Written problem: Repeat, word for word, the line with "What does this" and each one after it to the end. No picture goes into the copy.

[Saved entries]
..........

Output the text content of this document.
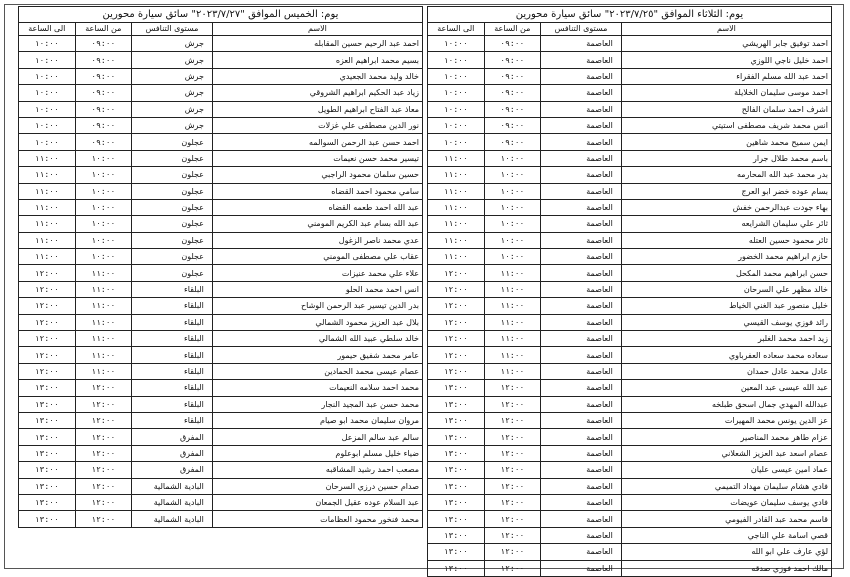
يوم: الثلاثاء الموافق "٢٠٢٣/٧/٢٥" سائق سيارة محورين
الاسم	مستوى التنافس	من الساعة	الى الساعة
احمد توفيق جابر الهريشي	العاصمة	٠٩:٠٠	١٠:٠٠
احمد خليل ناجي اللوزي	العاصمة	٠٩:٠٠	١٠:٠٠
احمد عبد الله مسلم الفقراء	العاصمة	٠٩:٠٠	١٠:٠٠
احمد موسى سليمان الخلايلة	العاصمة	٠٩:٠٠	١٠:٠٠
اشرف احمد سلمان الفالح	العاصمة	٠٩:٠٠	١٠:٠٠
انس محمد شريف مصطفى استيتي	العاصمة	٠٩:٠٠	١٠:٠٠
ايمن سميح محمد شاهين	العاصمة	٠٩:٠٠	١٠:٠٠
باسم محمد طلال جرار	العاصمة	١٠:٠٠	١١:٠٠
بدر محمد عبد الله المحارمه	العاصمة	١٠:٠٠	١١:٠٠
بسام عوده خضر ابو العرج	العاصمة	١٠:٠٠	١١:٠٠
بهاء جودت عبدالرحمن خفش	العاصمة	١٠:٠٠	١١:٠٠
ثائر علي سليمان الشرايعه	العاصمة	١٠:٠٠	١١:٠٠
ثائر محمود حسين العتله	العاصمة	١٠:٠٠	١١:٠٠
حازم ابراهيم محمد الخضور	العاصمة	١٠:٠٠	١١:٠٠
حسن ابراهيم محمد المكحل	العاصمة	١١:٠٠	١٢:٠٠
خالد مظهر علي السرحان	العاصمة	١١:٠٠	١٢:٠٠
خليل منصور عبد الغني الخياط	العاصمة	١١:٠٠	١٢:٠٠
رائد فوزي يوسف القيسي	العاصمة	١١:٠٠	١٢:٠٠
زيد احمد محمد الغلبر	العاصمة	١١:٠٠	١٢:٠٠
سعاده محمد سعاده العفرباوي	العاصمة	١١:٠٠	١٢:٠٠
عادل محمد عادل حمدان	العاصمة	١١:٠٠	١٢:٠٠
عبد الله عيسى عبد المعين	العاصمة	١٢:٠٠	١٣:٠٠
عبدالله المهدي جمال اسحق طبلخه	العاصمة	١٢:٠٠	١٣:٠٠
عز الدين يونس محمد المهيرات	العاصمة	١٢:٠٠	١٣:٠٠
عزام طاهر محمد المناصير	العاصمة	١٢:٠٠	١٣:٠٠
عصام اسعد عبد العزيز الشعلاني	العاصمة	١٢:٠٠	١٣:٠٠
عماد امين عيسى عليان	العاصمة	١٢:٠٠	١٣:٠٠
فادي هشام سليمان مهداد التميمي	العاصمة	١٢:٠٠	١٣:٠٠
فادي يوسف سليمان عويضات	العاصمة	١٢:٠٠	١٣:٠٠
قاسم محمد عبد القادر الفيومي	العاصمة	١٢:٠٠	١٣:٠٠
قصي اسامة علي الناجي	العاصمة	١٢:٠٠	١٣:٠٠
لؤي عارف علي ابو الله	العاصمة	١٢:٠٠	١٣:٠٠
مالك احمد فوزي صدقه	العاصمة	١٢:٠٠	١٣:٠٠
يوم: الخميس الموافق "٢٠٢٣/٧/٢٧" سائق سيارة محورين
الاسم	مستوى التنافس	من الساعة	الى الساعة
احمد عبد الرحيم حسين المقابله	جرش	٠٩:٠٠	١٠:٠٠
بسيم محمد ابراهيم العزه	جرش	٠٩:٠٠	١٠:٠٠
خالد وليد محمد الجعيدي	جرش	٠٩:٠٠	١٠:٠٠
زياد عبد الحكيم ابراهيم الشروقي	جرش	٠٩:٠٠	١٠:٠٠
معاذ عبد الفتاح ابراهيم الطويل	جرش	٠٩:٠٠	١٠:٠٠
نور الدين مصطفى علي غزلات	جرش	٠٩:٠٠	١٠:٠٠
احمد حسن عبد الرحمن السوالمه	عجلون	٠٩:٠٠	١٠:٠٠
تيسير محمد حسن نعيمات	عجلون	١٠:٠٠	١١:٠٠
حسين سلمان محمود الراجبي	عجلون	١٠:٠٠	١١:٠٠
سامي محمود احمد القضاه	عجلون	١٠:٠٠	١١:٠٠
عبد الله احمد طعمه القضاه	عجلون	١٠:٠٠	١١:٠٠
عبد الله بسام عبد الكريم المومني	عجلون	١٠:٠٠	١١:٠٠
عدي محمد ناصر الزغول	عجلون	١٠:٠٠	١١:٠٠
عقاب علي مصطفى المومني	عجلون	١٠:٠٠	١١:٠٠
علاء علي محمد عنيزات	عجلون	١١:٠٠	١٢:٠٠
انس احمد محمد الحلو	البلقاء	١١:٠٠	١٢:٠٠
بدر الدين تيسير عبد الرحمن الوشاح	البلقاء	١١:٠٠	١٢:٠٠
بلال عبد العزيز محمود الشمالي	البلقاء	١١:٠٠	١٢:٠٠
خالد سلطي عبيد الله الشمالي	البلقاء	١١:٠٠	١٢:٠٠
عامر محمد شفيق حيمور	البلقاء	١١:٠٠	١٢:٠٠
عصام عيسى محمد الحمادين	البلقاء	١١:٠٠	١٢:٠٠
محمد احمد سلامه النعيمات	البلقاء	١٢:٠٠	١٣:٠٠
محمد حسن عبد المجيد النجار	البلقاء	١٢:٠٠	١٣:٠٠
مروان سليمان محمد ابو صيام	البلقاء	١٢:٠٠	١٣:٠٠
سالم عبد سالم المزعل	المفرق	١٢:٠٠	١٣:٠٠
ضياء خليل مسلم ابوعلوم	المفرق	١٢:٠٠	١٣:٠٠
مصعب احمد رشيد المشاقبه	المفرق	١٢:٠٠	١٣:٠٠
صدام حسين درزي السرحان	البادية الشمالية	١٢:٠٠	١٣:٠٠
عبد السلام عوده عقيل الجمعان	البادية الشمالية	١٢:٠٠	١٣:٠٠
محمد فنخور محمود العظامات	البادية الشمالية	١٢:٠٠	١٣:٠٠
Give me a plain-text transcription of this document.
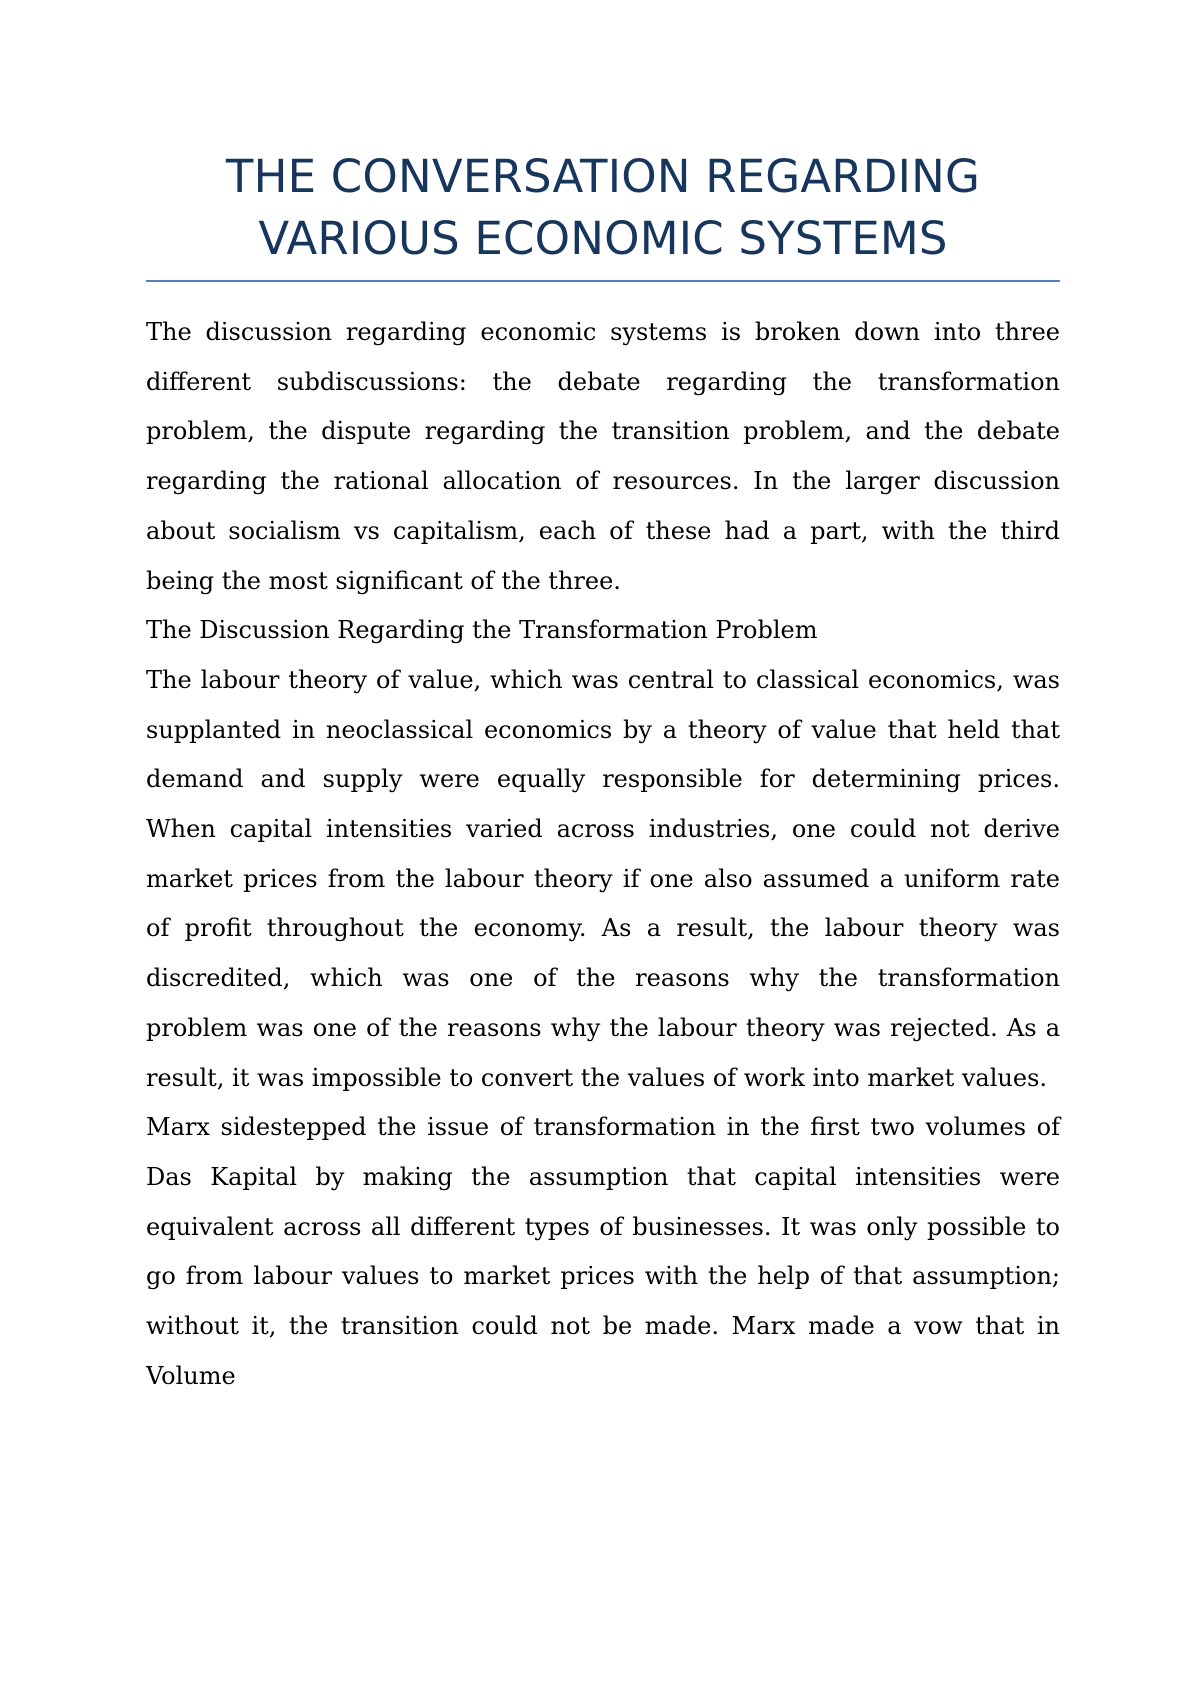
THE CONVERSATION REGARDING VARIOUS ECONOMIC SYSTEMS

The discussion regarding economic systems is broken down into three different subdiscussions: the debate regarding the transformation problem, the dispute regarding the transition problem, and the debate regarding the rational allocation of resources. In the larger discussion about socialism vs capitalism, each of these had a part, with the third being the most significant of the three.

The Discussion Regarding the Transformation Problem

The labour theory of value, which was central to classical economics, was supplanted in neoclassical economics by a theory of value that held that demand and supply were equally responsible for determining prices. When capital intensities varied across industries, one could not derive market prices from the labour theory if one also assumed a uniform rate of profit throughout the economy. As a result, the labour theory was discredited, which was one of the reasons why the transformation problem was one of the reasons why the labour theory was rejected. As a result, it was impossible to convert the values of work into market values.

Marx sidestepped the issue of transformation in the first two volumes of Das Kapital by making the assumption that capital intensities were equivalent across all different types of businesses. It was only possible to go from labour values to market prices with the help of that assumption; without it, the transition could not be made. Marx made a vow that in Volume
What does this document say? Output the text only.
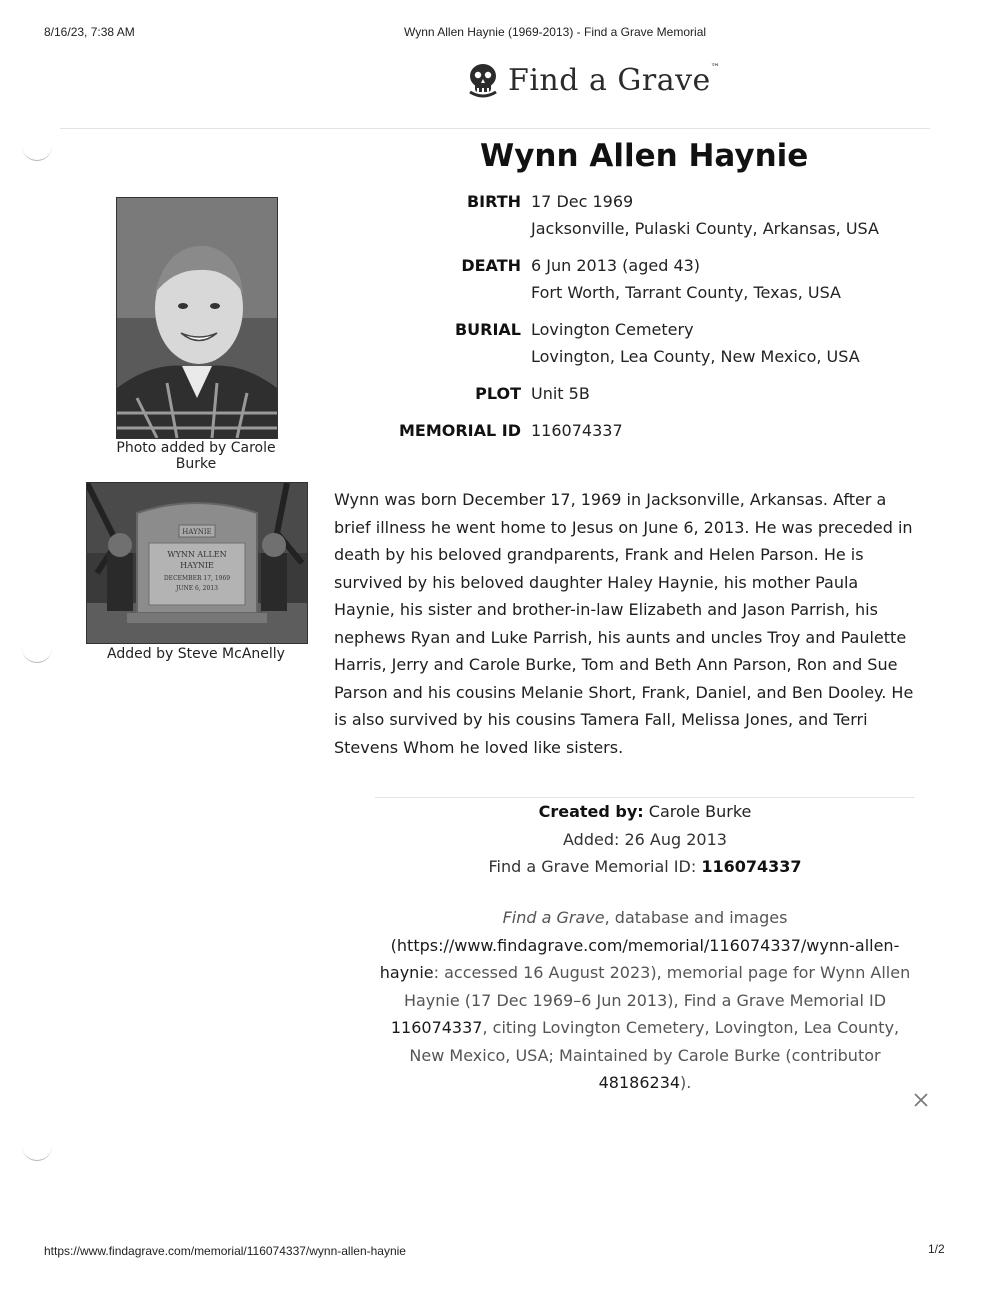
8/16/23, 7:38 AM	Wynn Allen Haynie (1969-2013) - Find a Grave Memorial
Find a Grave™
Wynn Allen Haynie
BIRTH 17 Dec 1969
Jacksonville, Pulaski County, Arkansas, USA
DEATH 6 Jun 2013 (aged 43)
Fort Worth, Tarrant County, Texas, USA
BURIAL Lovington Cemetery
Lovington, Lea County, New Mexico, USA
PLOT Unit 5B
MEMORIAL ID 116074337
Photo added by Carole Burke
HAYNIE
WYNN ALLEN
HAYNIE
DECEMBER 17, 1969
JUNE 6, 2013
Added by Steve McAnelly
Wynn was born December 17, 1969 in Jacksonville, Arkansas. After a brief illness he went home to Jesus on June 6, 2013. He was preceded in death by his beloved grandparents, Frank and Helen Parson. He is survived by his beloved daughter Haley Haynie, his mother Paula Haynie, his sister and brother-in-law Elizabeth and Jason Parrish, his nephews Ryan and Luke Parrish, his aunts and uncles Troy and Paulette Harris, Jerry and Carole Burke, Tom and Beth Ann Parson, Ron and Sue Parson and his cousins Melanie Short, Frank, Daniel, and Ben Dooley. He is also survived by his cousins Tamera Fall, Melissa Jones, and Terri Stevens Whom he loved like sisters.
Created by: Carole Burke
Added: 26 Aug 2013
Find a Grave Memorial ID: 116074337
Find a Grave, database and images
(https://www.findagrave.com/memorial/116074337/wynn-allen-haynie: accessed 16 August 2023), memorial page for Wynn Allen Haynie (17 Dec 1969–6 Jun 2013), Find a Grave Memorial ID 116074337, citing Lovington Cemetery, Lovington, Lea County, New Mexico, USA; Maintained by Carole Burke (contributor 48186234).
https://www.findagrave.com/memorial/116074337/wynn-allen-haynie	1/2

..........

Output for this exercise:
What does this document say? Output the text only.
8/16/23, 7:38 AM	Wynn Allen Haynie (1969-2013) - Find a Grave Memorial
Find a Grave™
Wynn Allen Haynie
BIRTH 17 Dec 1969
Jacksonville, Pulaski County, Arkansas, USA
DEATH 6 Jun 2013 (aged 43)
Fort Worth, Tarrant County, Texas, USA
BURIAL Lovington Cemetery
Lovington, Lea County, New Mexico, USA
PLOT Unit 5B
MEMORIAL ID 116074337
Photo added by Carole Burke
HAYNIE
WYNN ALLEN
HAYNIE
DECEMBER 17, 1969
JUNE 6, 2013
Added by Steve McAnelly
Wynn was born December 17, 1969 in Jacksonville, Arkansas. After a brief illness he went home to Jesus on June 6, 2013. He was preceded in death by his beloved grandparents, Frank and Helen Parson. He is survived by his beloved daughter Haley Haynie, his mother Paula Haynie, his sister and brother-in-law Elizabeth and Jason Parrish, his nephews Ryan and Luke Parrish, his aunts and uncles Troy and Paulette Harris, Jerry and Carole Burke, Tom and Beth Ann Parson, Ron and Sue Parson and his cousins Melanie Short, Frank, Daniel, and Ben Dooley. He is also survived by his cousins Tamera Fall, Melissa Jones, and Terri Stevens Whom he loved like sisters.
Created by: Carole Burke
Added: 26 Aug 2013
Find a Grave Memorial ID: 116074337
Find a Grave, database and images
(https://www.findagrave.com/memorial/116074337/wynn-allen-haynie: accessed 16 August 2023), memorial page for Wynn Allen Haynie (17 Dec 1969–6 Jun 2013), Find a Grave Memorial ID 116074337, citing Lovington Cemetery, Lovington, Lea County, New Mexico, USA; Maintained by Carole Burke (contributor 48186234).
https://www.findagrave.com/memorial/116074337/wynn-allen-haynie	1/2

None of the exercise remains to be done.